Information shown:
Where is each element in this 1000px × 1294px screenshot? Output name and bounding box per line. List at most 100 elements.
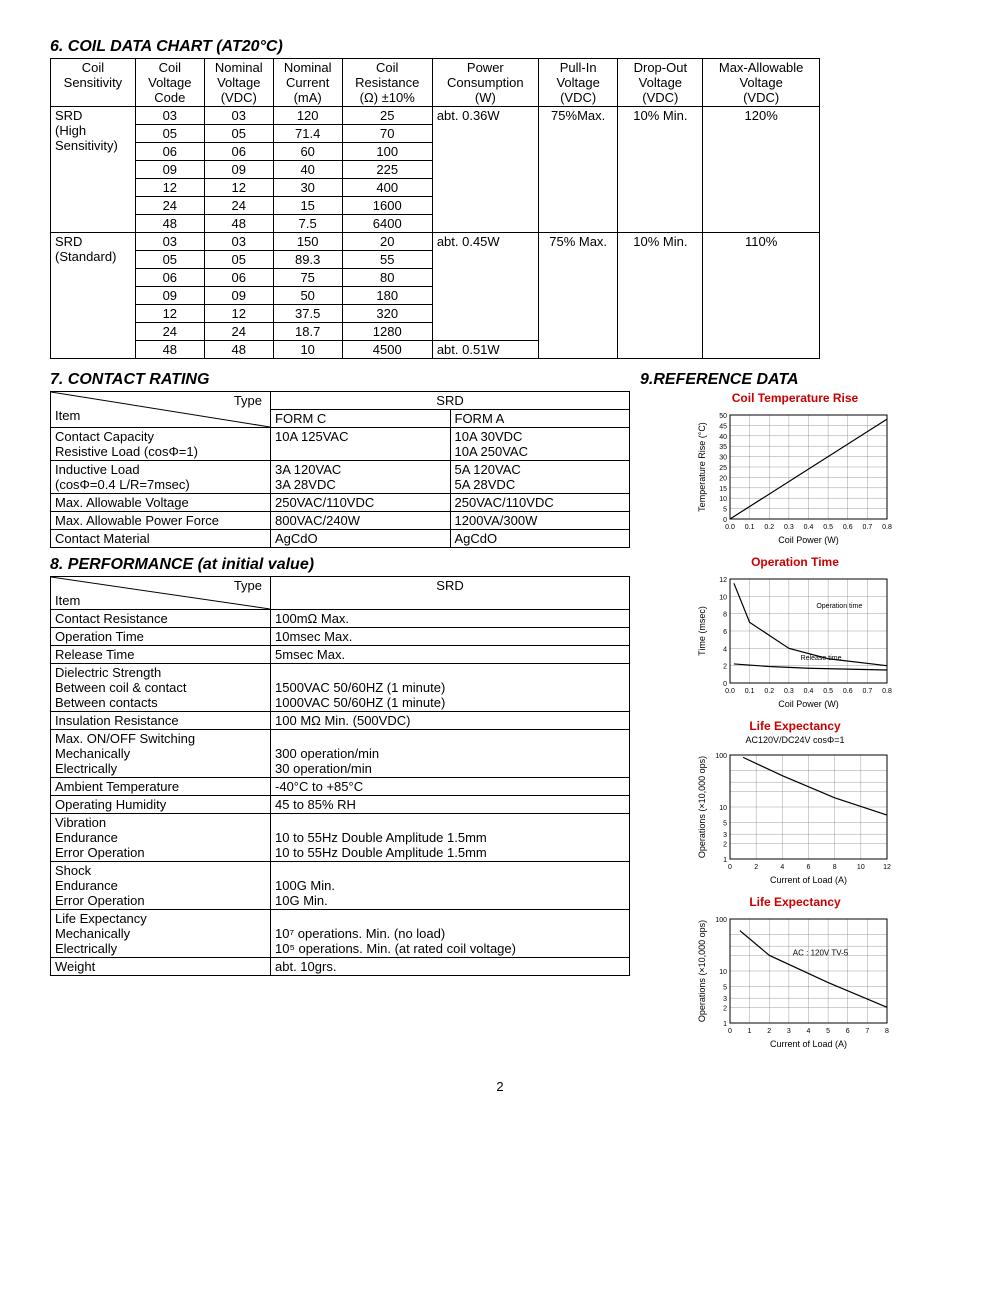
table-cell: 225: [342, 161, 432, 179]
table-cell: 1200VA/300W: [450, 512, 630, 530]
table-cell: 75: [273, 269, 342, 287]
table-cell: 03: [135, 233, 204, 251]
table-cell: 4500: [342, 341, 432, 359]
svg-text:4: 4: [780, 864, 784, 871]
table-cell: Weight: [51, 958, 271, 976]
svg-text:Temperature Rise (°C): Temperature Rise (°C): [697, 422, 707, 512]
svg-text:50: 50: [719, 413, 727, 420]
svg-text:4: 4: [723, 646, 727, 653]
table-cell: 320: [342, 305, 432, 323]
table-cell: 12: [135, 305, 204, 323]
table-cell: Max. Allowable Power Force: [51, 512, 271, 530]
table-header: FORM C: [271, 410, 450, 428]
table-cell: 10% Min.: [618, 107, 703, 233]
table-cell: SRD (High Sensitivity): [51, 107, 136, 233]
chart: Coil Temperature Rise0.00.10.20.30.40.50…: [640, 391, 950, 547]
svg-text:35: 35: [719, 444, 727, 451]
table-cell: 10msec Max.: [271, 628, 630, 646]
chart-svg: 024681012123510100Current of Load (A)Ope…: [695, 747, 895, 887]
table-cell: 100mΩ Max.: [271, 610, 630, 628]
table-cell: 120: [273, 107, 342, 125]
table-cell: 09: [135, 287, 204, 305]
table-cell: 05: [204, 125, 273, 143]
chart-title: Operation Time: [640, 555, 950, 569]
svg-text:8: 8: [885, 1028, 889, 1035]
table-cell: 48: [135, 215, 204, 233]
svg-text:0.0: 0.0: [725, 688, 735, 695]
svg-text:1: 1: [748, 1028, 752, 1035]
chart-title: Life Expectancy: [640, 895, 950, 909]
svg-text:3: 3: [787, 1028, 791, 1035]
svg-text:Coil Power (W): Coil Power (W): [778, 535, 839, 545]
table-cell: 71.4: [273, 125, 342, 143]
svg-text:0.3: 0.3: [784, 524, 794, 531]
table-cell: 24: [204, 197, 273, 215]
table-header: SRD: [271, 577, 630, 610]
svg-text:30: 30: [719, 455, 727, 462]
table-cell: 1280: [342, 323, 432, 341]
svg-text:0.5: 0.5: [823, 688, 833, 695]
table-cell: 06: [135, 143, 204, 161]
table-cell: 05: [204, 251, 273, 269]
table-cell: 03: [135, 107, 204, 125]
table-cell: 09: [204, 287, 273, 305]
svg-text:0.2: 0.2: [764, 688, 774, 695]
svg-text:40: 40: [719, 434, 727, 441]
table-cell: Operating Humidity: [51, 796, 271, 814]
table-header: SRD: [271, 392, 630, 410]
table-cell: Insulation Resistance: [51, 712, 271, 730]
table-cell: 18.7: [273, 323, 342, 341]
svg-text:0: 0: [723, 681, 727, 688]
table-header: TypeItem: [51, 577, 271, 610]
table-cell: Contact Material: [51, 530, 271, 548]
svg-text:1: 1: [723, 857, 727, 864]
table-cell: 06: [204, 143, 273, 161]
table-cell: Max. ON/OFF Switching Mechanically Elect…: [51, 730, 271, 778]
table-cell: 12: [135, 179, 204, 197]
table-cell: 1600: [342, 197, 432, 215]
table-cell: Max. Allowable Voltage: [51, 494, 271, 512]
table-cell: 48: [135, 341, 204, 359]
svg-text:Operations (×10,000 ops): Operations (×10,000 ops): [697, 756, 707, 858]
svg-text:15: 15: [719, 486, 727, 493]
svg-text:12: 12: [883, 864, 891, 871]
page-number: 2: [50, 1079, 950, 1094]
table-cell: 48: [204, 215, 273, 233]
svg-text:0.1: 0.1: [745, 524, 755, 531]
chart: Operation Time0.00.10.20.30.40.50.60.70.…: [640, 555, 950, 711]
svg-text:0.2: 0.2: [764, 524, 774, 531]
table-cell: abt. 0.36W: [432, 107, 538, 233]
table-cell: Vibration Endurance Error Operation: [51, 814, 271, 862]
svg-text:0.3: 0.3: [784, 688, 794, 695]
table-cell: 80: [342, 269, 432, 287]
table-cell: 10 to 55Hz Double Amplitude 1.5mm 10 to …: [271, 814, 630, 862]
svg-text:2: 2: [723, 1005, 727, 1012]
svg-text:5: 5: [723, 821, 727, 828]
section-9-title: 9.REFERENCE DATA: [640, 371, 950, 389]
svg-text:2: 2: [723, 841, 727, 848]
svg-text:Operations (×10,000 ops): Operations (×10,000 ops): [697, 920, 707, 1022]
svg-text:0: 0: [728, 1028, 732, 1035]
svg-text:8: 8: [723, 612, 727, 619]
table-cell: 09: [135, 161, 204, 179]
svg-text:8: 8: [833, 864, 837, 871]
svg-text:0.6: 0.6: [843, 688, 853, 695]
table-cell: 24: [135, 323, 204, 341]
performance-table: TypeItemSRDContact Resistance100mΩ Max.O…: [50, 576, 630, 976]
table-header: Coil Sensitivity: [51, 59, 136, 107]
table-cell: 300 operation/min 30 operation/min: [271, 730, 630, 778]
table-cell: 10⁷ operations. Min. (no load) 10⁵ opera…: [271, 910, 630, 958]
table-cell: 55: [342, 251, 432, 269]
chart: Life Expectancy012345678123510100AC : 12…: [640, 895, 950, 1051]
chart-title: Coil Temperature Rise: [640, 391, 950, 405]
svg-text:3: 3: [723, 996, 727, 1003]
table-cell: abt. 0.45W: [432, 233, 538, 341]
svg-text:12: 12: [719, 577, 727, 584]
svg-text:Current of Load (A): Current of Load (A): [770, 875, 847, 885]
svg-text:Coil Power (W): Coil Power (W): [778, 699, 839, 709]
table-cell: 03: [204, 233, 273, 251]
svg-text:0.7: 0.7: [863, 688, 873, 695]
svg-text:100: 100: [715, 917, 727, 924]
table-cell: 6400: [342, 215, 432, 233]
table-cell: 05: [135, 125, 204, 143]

What to produce: Reproduce all of the data above, replacing every occurrence of "svg-text" with "chart-label" and leaving everything else unchanged. Omit the pictures from your answer.

Written response:
Where is each element in this 1000px × 1294px screenshot? Output name and bounding box per line. List at most 100 elements.
table-cell: 225: [342, 161, 432, 179]
table-cell: 1200VA/300W: [450, 512, 630, 530]
table-cell: 75: [273, 269, 342, 287]
table-cell: 03: [135, 233, 204, 251]
table-cell: 4500: [342, 341, 432, 359]
chart-label:4: 4: [780, 864, 784, 871]
table-cell: Weight: [51, 958, 271, 976]
chart-label:Temperature Rise (°C): Temperature Rise (°C): [697, 422, 707, 512]
chart-label:50: 50: [719, 413, 727, 420]
chart-label:4: 4: [723, 646, 727, 653]
table-cell: 320: [342, 305, 432, 323]
table-cell: 12: [135, 305, 204, 323]
table-cell: Max. Allowable Power Force: [51, 512, 271, 530]
table-header: FORM C: [271, 410, 450, 428]
table-cell: 10% Min.: [618, 107, 703, 233]
table-cell: SRD (High Sensitivity): [51, 107, 136, 233]
chart: Coil Temperature Rise0.00.10.20.30.40.50…: [640, 391, 950, 547]
chart-label:35: 35: [719, 444, 727, 451]
table-cell: 10msec Max.: [271, 628, 630, 646]
chart-svg: 024681012123510100Current of Load (A)Ope…: [695, 747, 895, 887]
table-cell: 100mΩ Max.: [271, 610, 630, 628]
table-cell: 120: [273, 107, 342, 125]
table-cell: 09: [135, 287, 204, 305]
table-cell: 05: [204, 125, 273, 143]
chart-title: Operation Time: [640, 555, 950, 569]
chart-label:8: 8: [885, 1028, 889, 1035]
table-cell: 48: [135, 215, 204, 233]
chart-label:0.0: 0.0: [725, 688, 735, 695]
chart-label:1: 1: [748, 1028, 752, 1035]
chart-title: Life Expectancy: [640, 895, 950, 909]
chart-label:3: 3: [787, 1028, 791, 1035]
chart-label:Coil Power (W): Coil Power (W): [778, 535, 839, 545]
table-cell: 71.4: [273, 125, 342, 143]
chart-label:0.3: 0.3: [784, 524, 794, 531]
table-cell: 24: [204, 197, 273, 215]
table-header: SRD: [271, 577, 630, 610]
chart-label:30: 30: [719, 455, 727, 462]
table-cell: 1280: [342, 323, 432, 341]
chart-label:0.5: 0.5: [823, 688, 833, 695]
table-cell: 06: [135, 143, 204, 161]
table-cell: 05: [204, 251, 273, 269]
table-cell: 03: [135, 107, 204, 125]
table-cell: 09: [204, 287, 273, 305]
chart-label:0.2: 0.2: [764, 688, 774, 695]
chart-label:40: 40: [719, 434, 727, 441]
table-cell: Operating Humidity: [51, 796, 271, 814]
table-header: SRD: [271, 392, 630, 410]
table-cell: Insulation Resistance: [51, 712, 271, 730]
table-cell: 18.7: [273, 323, 342, 341]
chart-label:0: 0: [723, 681, 727, 688]
table-header: TypeItem: [51, 577, 271, 610]
table-cell: Contact Material: [51, 530, 271, 548]
chart-label:1: 1: [723, 857, 727, 864]
table-cell: 06: [204, 143, 273, 161]
table-cell: Max. ON/OFF Switching Mechanically Elect…: [51, 730, 271, 778]
table-cell: 12: [135, 179, 204, 197]
table-cell: 1600: [342, 197, 432, 215]
table-cell: Max. Allowable Voltage: [51, 494, 271, 512]
table-cell: 48: [135, 341, 204, 359]
chart-label:Operations (×10,000 ops): Operations (×10,000 ops): [697, 756, 707, 858]
chart-label:15: 15: [719, 486, 727, 493]
chart-label:12: 12: [883, 864, 891, 871]
page-number: 2: [50, 1079, 950, 1094]
table-cell: 48: [204, 215, 273, 233]
chart-label:0.1: 0.1: [745, 524, 755, 531]
chart: Operation Time0.00.10.20.30.40.50.60.70.…: [640, 555, 950, 711]
chart-label:0.2: 0.2: [764, 524, 774, 531]
table-cell: abt. 0.36W: [432, 107, 538, 233]
table-cell: Vibration Endurance Error Operation: [51, 814, 271, 862]
chart-label:0.3: 0.3: [784, 688, 794, 695]
table-cell: 80: [342, 269, 432, 287]
table-cell: 10 to 55Hz Double Amplitude 1.5mm 10 to …: [271, 814, 630, 862]
chart-label:2: 2: [723, 1005, 727, 1012]
chart-label:5: 5: [723, 821, 727, 828]
section-9-title: 9.REFERENCE DATA: [640, 371, 950, 389]
chart-label:2: 2: [723, 841, 727, 848]
chart-label:Operations (×10,000 ops): Operations (×10,000 ops): [697, 920, 707, 1022]
chart-label:0: 0: [728, 1028, 732, 1035]
chart-label:8: 8: [723, 612, 727, 619]
table-cell: 09: [135, 161, 204, 179]
chart-label:8: 8: [833, 864, 837, 871]
chart-label:0.6: 0.6: [843, 688, 853, 695]
table-cell: 24: [135, 323, 204, 341]
performance-table: TypeItemSRDContact Resistance100mΩ Max.O…: [50, 576, 630, 976]
table-header: Coil Sensitivity: [51, 59, 136, 107]
table-cell: 300 operation/min 30 operation/min: [271, 730, 630, 778]
table-cell: 10⁷ operations. Min. (no load) 10⁵ opera…: [271, 910, 630, 958]
table-cell: 55: [342, 251, 432, 269]
chart: Life Expectancy012345678123510100AC : 12…: [640, 895, 950, 1051]
chart-title: Coil Temperature Rise: [640, 391, 950, 405]
chart-label:3: 3: [723, 996, 727, 1003]
table-cell: abt. 0.45W: [432, 233, 538, 341]
chart-label:12: 12: [719, 577, 727, 584]
chart-label:Current of Load (A): Current of Load (A): [770, 875, 847, 885]
chart-label:Coil Power (W): Coil Power (W): [778, 699, 839, 709]
table-cell: 03: [204, 233, 273, 251]
chart-label:0.7: 0.7: [863, 688, 873, 695]
chart-label:100: 100: [715, 917, 727, 924]
table-cell: 6400: [342, 215, 432, 233]
table-cell: 05: [135, 125, 204, 143]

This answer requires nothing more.